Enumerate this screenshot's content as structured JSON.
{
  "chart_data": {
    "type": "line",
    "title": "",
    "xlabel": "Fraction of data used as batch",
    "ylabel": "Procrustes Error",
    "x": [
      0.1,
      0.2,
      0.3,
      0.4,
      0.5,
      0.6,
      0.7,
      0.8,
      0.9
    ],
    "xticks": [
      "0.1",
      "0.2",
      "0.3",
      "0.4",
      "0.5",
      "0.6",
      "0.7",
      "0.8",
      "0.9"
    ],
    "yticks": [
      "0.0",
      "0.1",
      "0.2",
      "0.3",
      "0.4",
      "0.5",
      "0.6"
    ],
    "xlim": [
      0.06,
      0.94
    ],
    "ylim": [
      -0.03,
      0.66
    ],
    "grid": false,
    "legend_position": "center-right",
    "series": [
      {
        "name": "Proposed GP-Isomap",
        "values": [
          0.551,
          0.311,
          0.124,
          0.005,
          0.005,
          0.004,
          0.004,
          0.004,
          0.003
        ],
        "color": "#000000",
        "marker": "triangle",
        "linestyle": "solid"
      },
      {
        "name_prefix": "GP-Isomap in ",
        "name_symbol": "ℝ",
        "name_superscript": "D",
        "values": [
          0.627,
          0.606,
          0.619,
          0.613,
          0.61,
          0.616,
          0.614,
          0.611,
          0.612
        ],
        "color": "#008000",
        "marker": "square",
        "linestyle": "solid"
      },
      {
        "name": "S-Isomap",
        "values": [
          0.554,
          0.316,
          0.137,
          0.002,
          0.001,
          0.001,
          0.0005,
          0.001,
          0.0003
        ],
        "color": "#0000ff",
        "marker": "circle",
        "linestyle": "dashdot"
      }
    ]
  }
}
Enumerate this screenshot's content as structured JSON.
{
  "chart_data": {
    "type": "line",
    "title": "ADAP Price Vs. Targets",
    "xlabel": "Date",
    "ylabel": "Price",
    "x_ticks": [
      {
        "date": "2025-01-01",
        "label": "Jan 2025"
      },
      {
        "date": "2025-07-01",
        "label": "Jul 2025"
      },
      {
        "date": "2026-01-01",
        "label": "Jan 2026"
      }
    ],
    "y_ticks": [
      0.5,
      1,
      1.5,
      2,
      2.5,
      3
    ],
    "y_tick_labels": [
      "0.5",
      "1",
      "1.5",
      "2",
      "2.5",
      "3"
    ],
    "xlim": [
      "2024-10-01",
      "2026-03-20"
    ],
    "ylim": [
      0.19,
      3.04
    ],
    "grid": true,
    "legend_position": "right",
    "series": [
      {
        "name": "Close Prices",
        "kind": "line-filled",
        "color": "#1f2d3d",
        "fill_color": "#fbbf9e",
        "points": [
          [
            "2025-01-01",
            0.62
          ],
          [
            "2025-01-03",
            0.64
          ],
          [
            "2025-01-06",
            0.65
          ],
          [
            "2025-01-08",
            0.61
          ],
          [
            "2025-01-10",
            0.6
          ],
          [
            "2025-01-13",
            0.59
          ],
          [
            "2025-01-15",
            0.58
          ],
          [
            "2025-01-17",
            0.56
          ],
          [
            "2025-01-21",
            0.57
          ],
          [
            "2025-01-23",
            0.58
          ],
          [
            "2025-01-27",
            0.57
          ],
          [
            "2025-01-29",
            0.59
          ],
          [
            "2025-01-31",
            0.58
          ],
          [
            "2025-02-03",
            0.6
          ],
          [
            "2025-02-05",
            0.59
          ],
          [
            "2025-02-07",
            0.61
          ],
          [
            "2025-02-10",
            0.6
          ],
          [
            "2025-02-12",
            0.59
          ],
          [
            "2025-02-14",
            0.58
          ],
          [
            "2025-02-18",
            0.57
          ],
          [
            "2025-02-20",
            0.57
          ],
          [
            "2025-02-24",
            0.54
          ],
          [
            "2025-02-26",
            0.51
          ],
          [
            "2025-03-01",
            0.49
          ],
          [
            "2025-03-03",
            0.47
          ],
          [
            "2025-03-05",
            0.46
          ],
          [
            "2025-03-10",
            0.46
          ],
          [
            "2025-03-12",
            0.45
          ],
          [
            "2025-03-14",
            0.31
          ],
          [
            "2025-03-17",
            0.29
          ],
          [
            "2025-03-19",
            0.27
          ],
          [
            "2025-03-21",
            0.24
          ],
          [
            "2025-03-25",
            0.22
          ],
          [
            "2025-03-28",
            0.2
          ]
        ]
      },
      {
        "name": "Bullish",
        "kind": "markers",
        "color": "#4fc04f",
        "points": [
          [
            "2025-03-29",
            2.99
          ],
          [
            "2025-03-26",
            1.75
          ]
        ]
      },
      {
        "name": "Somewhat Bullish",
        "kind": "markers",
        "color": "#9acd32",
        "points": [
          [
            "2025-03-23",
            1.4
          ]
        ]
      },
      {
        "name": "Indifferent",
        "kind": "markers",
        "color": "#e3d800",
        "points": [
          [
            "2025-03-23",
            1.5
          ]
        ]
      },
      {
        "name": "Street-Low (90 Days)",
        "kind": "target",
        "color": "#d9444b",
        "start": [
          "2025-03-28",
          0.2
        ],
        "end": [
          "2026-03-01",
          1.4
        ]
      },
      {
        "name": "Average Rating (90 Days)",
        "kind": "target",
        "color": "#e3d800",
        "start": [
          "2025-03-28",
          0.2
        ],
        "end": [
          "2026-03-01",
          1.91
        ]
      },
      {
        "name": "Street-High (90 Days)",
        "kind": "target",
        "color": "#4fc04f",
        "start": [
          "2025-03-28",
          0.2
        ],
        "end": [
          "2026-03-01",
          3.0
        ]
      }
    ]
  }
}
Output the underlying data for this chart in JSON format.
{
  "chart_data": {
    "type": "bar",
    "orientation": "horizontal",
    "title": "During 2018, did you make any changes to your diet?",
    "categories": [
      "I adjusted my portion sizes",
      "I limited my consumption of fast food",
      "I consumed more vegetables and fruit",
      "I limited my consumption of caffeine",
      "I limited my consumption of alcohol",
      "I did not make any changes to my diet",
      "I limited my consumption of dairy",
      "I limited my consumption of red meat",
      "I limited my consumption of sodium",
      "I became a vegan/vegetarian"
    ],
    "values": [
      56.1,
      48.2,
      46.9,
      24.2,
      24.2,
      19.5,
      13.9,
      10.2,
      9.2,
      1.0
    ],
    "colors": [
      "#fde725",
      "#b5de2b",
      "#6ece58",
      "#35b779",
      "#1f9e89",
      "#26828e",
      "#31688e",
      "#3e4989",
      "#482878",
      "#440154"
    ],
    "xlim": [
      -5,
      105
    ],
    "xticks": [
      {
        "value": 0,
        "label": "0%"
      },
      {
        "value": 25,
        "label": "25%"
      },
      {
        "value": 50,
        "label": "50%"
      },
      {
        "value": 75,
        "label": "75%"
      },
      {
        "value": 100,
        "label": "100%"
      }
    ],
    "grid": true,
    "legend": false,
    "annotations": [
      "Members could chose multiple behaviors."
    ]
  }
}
━━━━━━━━
TASK OBJECTIVE ▸
Look through the entries above for the word "Street". Copy every line where it shows up.

FULL RESPONSE ▸
        "name": "Street-Low (90 Days)",
        "name": "Street-High (90 Days)",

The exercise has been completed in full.